◆ Do this:
All entries should be output exactly as they stand.

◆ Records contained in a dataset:

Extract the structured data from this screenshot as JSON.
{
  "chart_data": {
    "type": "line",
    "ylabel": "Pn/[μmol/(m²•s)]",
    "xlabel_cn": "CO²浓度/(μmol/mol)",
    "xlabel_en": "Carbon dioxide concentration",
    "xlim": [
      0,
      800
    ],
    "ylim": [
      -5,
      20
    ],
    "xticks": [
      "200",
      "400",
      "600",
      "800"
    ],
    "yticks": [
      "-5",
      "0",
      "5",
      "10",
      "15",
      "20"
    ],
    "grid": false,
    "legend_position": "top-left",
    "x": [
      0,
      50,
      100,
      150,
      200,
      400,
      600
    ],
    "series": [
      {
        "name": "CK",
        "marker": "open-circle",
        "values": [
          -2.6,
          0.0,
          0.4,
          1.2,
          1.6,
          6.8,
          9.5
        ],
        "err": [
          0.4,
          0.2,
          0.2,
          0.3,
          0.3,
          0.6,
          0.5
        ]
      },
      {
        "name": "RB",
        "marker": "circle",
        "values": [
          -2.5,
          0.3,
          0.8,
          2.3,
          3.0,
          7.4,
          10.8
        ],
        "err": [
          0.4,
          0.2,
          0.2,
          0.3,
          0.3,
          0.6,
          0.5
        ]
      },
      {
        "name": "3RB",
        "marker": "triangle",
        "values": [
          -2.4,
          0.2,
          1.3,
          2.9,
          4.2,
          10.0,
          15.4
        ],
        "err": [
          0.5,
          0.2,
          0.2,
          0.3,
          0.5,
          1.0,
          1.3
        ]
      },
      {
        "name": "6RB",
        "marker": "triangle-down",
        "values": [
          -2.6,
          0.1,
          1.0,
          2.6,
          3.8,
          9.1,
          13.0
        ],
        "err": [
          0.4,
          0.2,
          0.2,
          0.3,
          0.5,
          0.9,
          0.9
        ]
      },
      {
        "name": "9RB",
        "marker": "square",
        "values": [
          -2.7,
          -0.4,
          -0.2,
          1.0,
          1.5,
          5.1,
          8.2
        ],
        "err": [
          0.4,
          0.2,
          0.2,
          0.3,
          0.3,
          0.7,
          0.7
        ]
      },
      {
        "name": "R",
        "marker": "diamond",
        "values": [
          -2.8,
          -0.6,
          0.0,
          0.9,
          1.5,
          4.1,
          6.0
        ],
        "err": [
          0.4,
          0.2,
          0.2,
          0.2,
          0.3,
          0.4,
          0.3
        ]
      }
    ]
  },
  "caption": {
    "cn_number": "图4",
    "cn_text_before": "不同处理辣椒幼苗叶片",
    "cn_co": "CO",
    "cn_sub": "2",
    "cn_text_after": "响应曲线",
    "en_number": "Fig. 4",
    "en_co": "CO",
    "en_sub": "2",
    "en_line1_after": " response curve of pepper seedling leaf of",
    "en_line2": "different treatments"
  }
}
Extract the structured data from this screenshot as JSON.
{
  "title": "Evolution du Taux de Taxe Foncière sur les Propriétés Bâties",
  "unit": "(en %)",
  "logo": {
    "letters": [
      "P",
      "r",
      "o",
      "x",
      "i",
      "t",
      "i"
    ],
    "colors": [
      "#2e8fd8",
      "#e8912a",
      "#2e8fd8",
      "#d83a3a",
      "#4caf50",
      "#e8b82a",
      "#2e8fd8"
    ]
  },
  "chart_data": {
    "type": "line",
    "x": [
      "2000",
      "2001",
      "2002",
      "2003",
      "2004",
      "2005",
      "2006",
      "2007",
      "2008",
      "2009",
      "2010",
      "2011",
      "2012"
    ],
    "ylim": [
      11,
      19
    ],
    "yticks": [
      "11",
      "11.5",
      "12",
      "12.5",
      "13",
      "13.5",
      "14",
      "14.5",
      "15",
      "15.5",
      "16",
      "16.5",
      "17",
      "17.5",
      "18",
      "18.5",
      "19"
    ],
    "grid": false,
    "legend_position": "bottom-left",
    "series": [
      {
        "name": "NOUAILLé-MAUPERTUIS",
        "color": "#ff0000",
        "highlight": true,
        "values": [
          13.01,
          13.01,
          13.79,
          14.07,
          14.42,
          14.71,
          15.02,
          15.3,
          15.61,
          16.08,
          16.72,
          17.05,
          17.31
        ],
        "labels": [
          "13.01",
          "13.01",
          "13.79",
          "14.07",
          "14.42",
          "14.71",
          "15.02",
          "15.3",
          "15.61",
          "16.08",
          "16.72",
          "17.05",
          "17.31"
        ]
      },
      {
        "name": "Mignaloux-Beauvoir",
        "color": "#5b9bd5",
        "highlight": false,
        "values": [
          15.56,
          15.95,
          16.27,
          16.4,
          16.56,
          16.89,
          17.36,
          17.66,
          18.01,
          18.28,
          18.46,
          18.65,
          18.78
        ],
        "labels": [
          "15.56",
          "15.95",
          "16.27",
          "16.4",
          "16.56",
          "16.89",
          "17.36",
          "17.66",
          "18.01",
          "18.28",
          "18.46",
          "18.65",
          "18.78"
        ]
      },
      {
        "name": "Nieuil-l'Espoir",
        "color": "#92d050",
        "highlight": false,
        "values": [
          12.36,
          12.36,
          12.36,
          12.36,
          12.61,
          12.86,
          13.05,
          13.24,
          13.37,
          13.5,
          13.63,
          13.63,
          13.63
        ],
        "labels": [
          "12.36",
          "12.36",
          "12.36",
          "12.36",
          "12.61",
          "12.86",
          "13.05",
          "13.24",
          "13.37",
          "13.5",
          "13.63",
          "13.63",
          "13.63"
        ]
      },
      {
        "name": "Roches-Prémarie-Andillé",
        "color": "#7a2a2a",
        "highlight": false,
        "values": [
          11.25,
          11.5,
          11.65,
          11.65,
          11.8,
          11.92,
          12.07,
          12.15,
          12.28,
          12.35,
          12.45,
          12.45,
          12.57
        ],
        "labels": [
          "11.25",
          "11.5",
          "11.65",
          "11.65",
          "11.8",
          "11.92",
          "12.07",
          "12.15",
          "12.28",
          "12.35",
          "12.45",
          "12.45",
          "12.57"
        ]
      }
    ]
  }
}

◆ The answer:
Extract the structured data from this screenshot as JSON.
{
  "chart_data": {
    "type": "line",
    "ylabel": "Pn/[μmol/(m²•s)]",
    "xlabel_cn": "CO²浓度/(μmol/mol)",
    "xlabel_en": "Carbon dioxide concentration",
    "xlim": [
      0,
      800
    ],
    "ylim": [
      -5,
      20
    ],
    "xticks": [
      "200",
      "400",
      "600",
      "800"
    ],
    "yticks": [
      "-5",
      "0",
      "5",
      "10",
      "15",
      "20"
    ],
    "grid": false,
    "legend_position": "top-left",
    "x": [
      0,
      50,
      100,
      150,
      200,
      400,
      600
    ],
    "series": [
      {
        "name": "CK",
        "marker": "open-circle",
        "values": [
          -2.6,
          0.0,
          0.4,
          1.2,
          1.6,
          6.8,
          9.5
        ],
        "err": [
          0.4,
          0.2,
          0.2,
          0.3,
          0.3,
          0.6,
          0.5
        ]
      },
      {
        "name": "RB",
        "marker": "circle",
        "values": [
          -2.5,
          0.3,
          0.8,
          2.3,
          3.0,
          7.4,
          10.8
        ],
        "err": [
          0.4,
          0.2,
          0.2,
          0.3,
          0.3,
          0.6,
          0.5
        ]
      },
      {
        "name": "3RB",
        "marker": "triangle",
        "values": [
          -2.4,
          0.2,
          1.3,
          2.9,
          4.2,
          10.0,
          15.4
        ],
        "err": [
          0.5,
          0.2,
          0.2,
          0.3,
          0.5,
          1.0,
          1.3
        ]
      },
      {
        "name": "6RB",
        "marker": "triangle-down",
        "values": [
          -2.6,
          0.1,
          1.0,
          2.6,
          3.8,
          9.1,
          13.0
        ],
        "err": [
          0.4,
          0.2,
          0.2,
          0.3,
          0.5,
          0.9,
          0.9
        ]
      },
      {
        "name": "9RB",
        "marker": "square",
        "values": [
          -2.7,
          -0.4,
          -0.2,
          1.0,
          1.5,
          5.1,
          8.2
        ],
        "err": [
          0.4,
          0.2,
          0.2,
          0.3,
          0.3,
          0.7,
          0.7
        ]
      },
      {
        "name": "R",
        "marker": "diamond",
        "values": [
          -2.8,
          -0.6,
          0.0,
          0.9,
          1.5,
          4.1,
          6.0
        ],
        "err": [
          0.4,
          0.2,
          0.2,
          0.2,
          0.3,
          0.4,
          0.3
        ]
      }
    ]
  },
  "caption": {
    "cn_number": "图4",
    "cn_text_before": "不同处理辣椒幼苗叶片",
    "cn_co": "CO",
    "cn_sub": "2",
    "cn_text_after": "响应曲线",
    "en_number": "Fig. 4",
    "en_co": "CO",
    "en_sub": "2",
    "en_line1_after": " response curve of pepper seedling leaf of",
    "en_line2": "different treatments"
  }
}
Extract the structured data from this screenshot as JSON.
{
  "title": "Evolution du Taux de Taxe Foncière sur les Propriétés Bâties",
  "unit": "(en %)",
  "logo": {
    "letters": [
      "P",
      "r",
      "o",
      "x",
      "i",
      "t",
      "i"
    ],
    "colors": [
      "#2e8fd8",
      "#e8912a",
      "#2e8fd8",
      "#d83a3a",
      "#4caf50",
      "#e8b82a",
      "#2e8fd8"
    ]
  },
  "chart_data": {
    "type": "line",
    "x": [
      "2000",
      "2001",
      "2002",
      "2003",
      "2004",
      "2005",
      "2006",
      "2007",
      "2008",
      "2009",
      "2010",
      "2011",
      "2012"
    ],
    "ylim": [
      11,
      19
    ],
    "yticks": [
      "11",
      "11.5",
      "12",
      "12.5",
      "13",
      "13.5",
      "14",
      "14.5",
      "15",
      "15.5",
      "16",
      "16.5",
      "17",
      "17.5",
      "18",
      "18.5",
      "19"
    ],
    "grid": false,
    "legend_position": "bottom-left",
    "series": [
      {
        "name": "NOUAILLé-MAUPERTUIS",
        "color": "#ff0000",
        "highlight": true,
        "values": [
          13.01,
          13.01,
          13.79,
          14.07,
          14.42,
          14.71,
          15.02,
          15.3,
          15.61,
          16.08,
          16.72,
          17.05,
          17.31
        ],
        "labels": [
          "13.01",
          "13.01",
          "13.79",
          "14.07",
          "14.42",
          "14.71",
          "15.02",
          "15.3",
          "15.61",
          "16.08",
          "16.72",
          "17.05",
          "17.31"
        ]
      },
      {
        "name": "Mignaloux-Beauvoir",
        "color": "#5b9bd5",
        "highlight": false,
        "values": [
          15.56,
          15.95,
          16.27,
          16.4,
          16.56,
          16.89,
          17.36,
          17.66,
          18.01,
          18.28,
          18.46,
          18.65,
          18.78
        ],
        "labels": [
          "15.56",
          "15.95",
          "16.27",
          "16.4",
          "16.56",
          "16.89",
          "17.36",
          "17.66",
          "18.01",
          "18.28",
          "18.46",
          "18.65",
          "18.78"
        ]
      },
      {
        "name": "Nieuil-l'Espoir",
        "color": "#92d050",
        "highlight": false,
        "values": [
          12.36,
          12.36,
          12.36,
          12.36,
          12.61,
          12.86,
          13.05,
          13.24,
          13.37,
          13.5,
          13.63,
          13.63,
          13.63
        ],
        "labels": [
          "12.36",
          "12.36",
          "12.36",
          "12.36",
          "12.61",
          "12.86",
          "13.05",
          "13.24",
          "13.37",
          "13.5",
          "13.63",
          "13.63",
          "13.63"
        ]
      },
      {
        "name": "Roches-Prémarie-Andillé",
        "color": "#7a2a2a",
        "highlight": false,
        "values": [
          11.25,
          11.5,
          11.65,
          11.65,
          11.8,
          11.92,
          12.07,
          12.15,
          12.28,
          12.35,
          12.45,
          12.45,
          12.57
        ],
        "labels": [
          "11.25",
          "11.5",
          "11.65",
          "11.65",
          "11.8",
          "11.92",
          "12.07",
          "12.15",
          "12.28",
          "12.35",
          "12.45",
          "12.45",
          "12.57"
        ]
      }
    ]
  }
}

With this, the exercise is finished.